INSTRUCTIONS FOR THE TASK
Identify every line in the records below that contains the word "this", and copy each of those lines.

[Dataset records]

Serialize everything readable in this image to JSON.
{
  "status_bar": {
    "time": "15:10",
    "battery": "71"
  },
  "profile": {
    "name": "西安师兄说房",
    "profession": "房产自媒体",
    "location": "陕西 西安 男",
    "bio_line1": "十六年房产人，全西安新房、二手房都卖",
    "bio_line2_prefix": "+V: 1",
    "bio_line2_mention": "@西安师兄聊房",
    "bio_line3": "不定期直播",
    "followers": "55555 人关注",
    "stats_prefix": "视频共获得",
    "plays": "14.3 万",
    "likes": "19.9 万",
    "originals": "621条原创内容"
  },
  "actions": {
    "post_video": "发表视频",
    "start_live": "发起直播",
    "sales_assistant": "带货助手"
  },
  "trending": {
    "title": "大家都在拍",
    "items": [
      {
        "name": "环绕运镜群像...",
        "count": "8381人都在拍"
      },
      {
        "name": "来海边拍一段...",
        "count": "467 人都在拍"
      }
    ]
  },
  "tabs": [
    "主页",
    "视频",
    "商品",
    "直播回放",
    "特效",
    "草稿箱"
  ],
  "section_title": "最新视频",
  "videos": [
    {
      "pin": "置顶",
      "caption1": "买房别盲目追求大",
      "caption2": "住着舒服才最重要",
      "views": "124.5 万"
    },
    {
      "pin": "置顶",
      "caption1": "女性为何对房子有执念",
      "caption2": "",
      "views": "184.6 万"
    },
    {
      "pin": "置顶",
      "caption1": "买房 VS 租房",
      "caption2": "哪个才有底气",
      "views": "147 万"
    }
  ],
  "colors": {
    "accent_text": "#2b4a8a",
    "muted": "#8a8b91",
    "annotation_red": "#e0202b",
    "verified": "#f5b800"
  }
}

--

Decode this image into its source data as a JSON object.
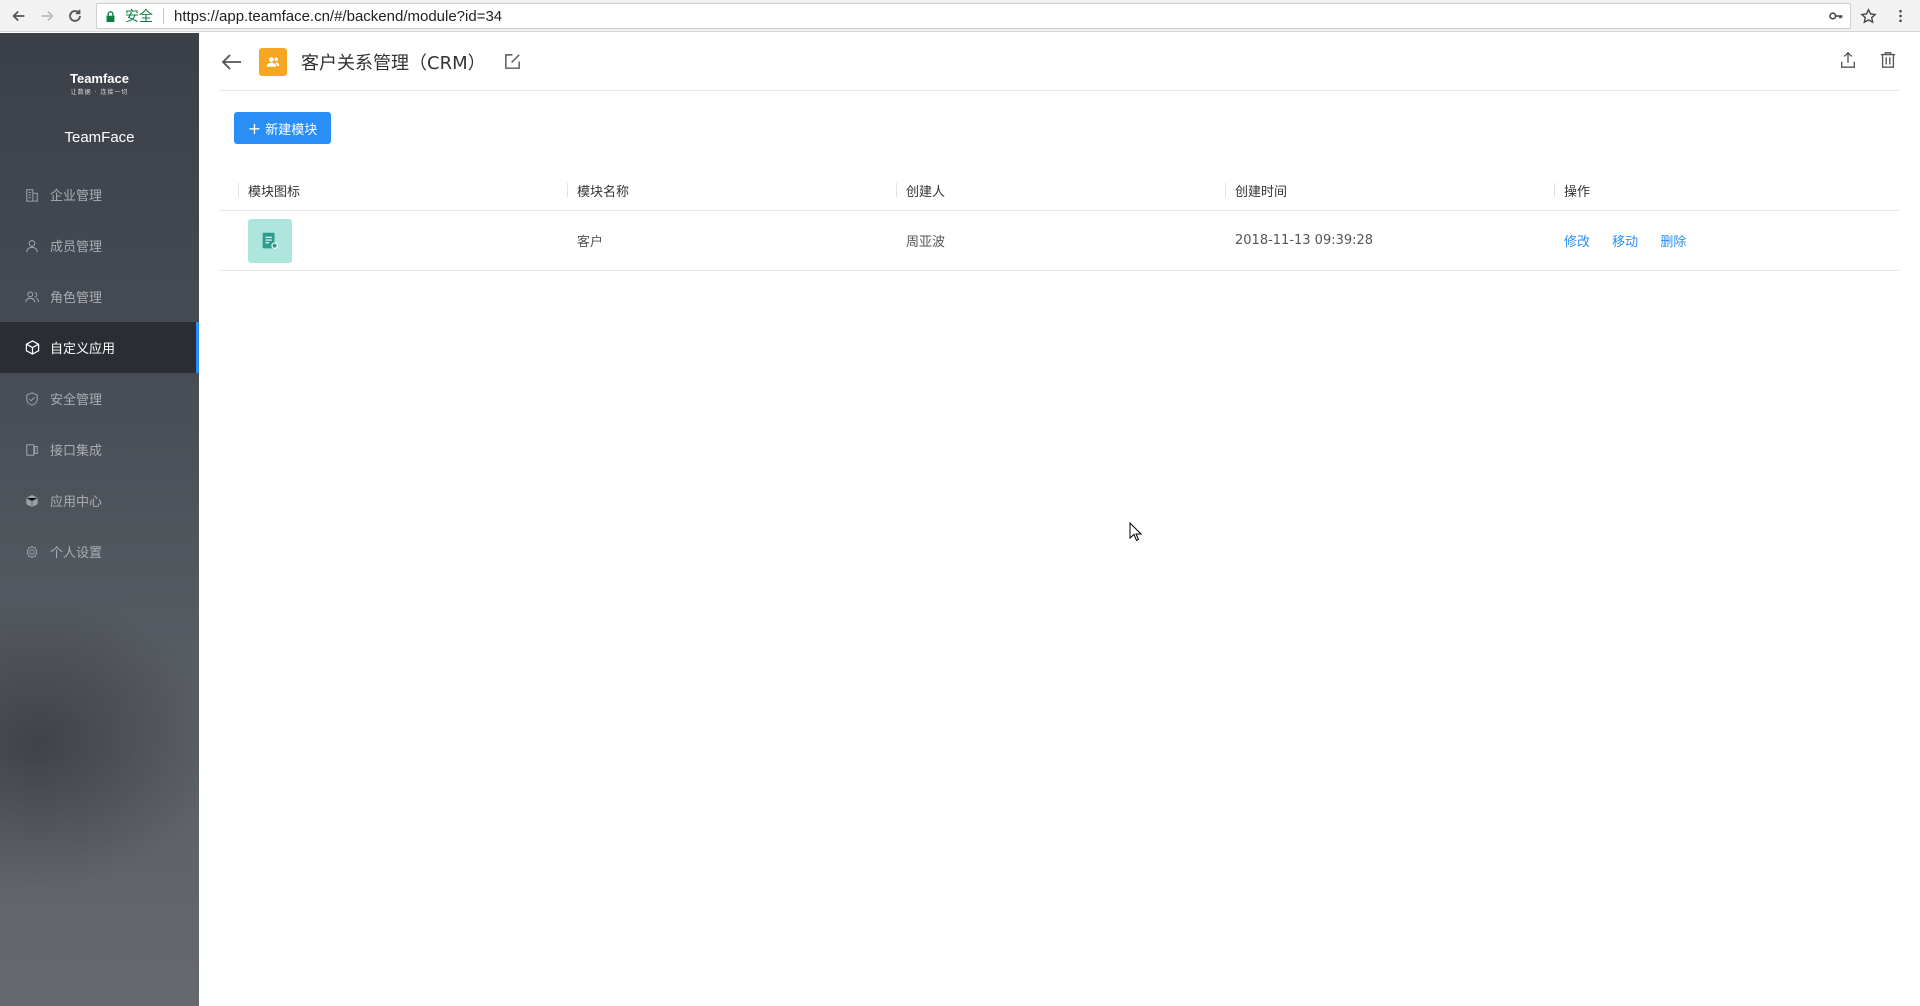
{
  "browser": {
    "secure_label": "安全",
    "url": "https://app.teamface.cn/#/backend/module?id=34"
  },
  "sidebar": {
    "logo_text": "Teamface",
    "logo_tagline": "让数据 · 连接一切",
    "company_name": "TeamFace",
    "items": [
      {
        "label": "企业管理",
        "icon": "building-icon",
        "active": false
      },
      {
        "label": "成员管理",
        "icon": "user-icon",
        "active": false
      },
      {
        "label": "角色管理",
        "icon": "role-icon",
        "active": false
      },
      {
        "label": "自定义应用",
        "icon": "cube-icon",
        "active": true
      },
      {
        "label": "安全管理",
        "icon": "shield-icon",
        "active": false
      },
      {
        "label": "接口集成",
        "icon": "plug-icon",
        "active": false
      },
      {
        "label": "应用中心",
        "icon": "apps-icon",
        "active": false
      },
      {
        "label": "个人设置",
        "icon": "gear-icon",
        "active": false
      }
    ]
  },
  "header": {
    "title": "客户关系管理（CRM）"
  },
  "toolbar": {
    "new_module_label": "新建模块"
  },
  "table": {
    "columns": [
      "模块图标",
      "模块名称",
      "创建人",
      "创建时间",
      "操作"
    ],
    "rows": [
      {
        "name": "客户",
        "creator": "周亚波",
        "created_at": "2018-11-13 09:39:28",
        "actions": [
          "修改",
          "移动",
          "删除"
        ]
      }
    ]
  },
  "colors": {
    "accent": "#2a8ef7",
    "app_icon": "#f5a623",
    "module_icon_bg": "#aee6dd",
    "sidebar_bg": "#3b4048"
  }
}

OUTPUT
Serialize everything readable in this image to JSON.
Decode this image into its source data as a JSON object.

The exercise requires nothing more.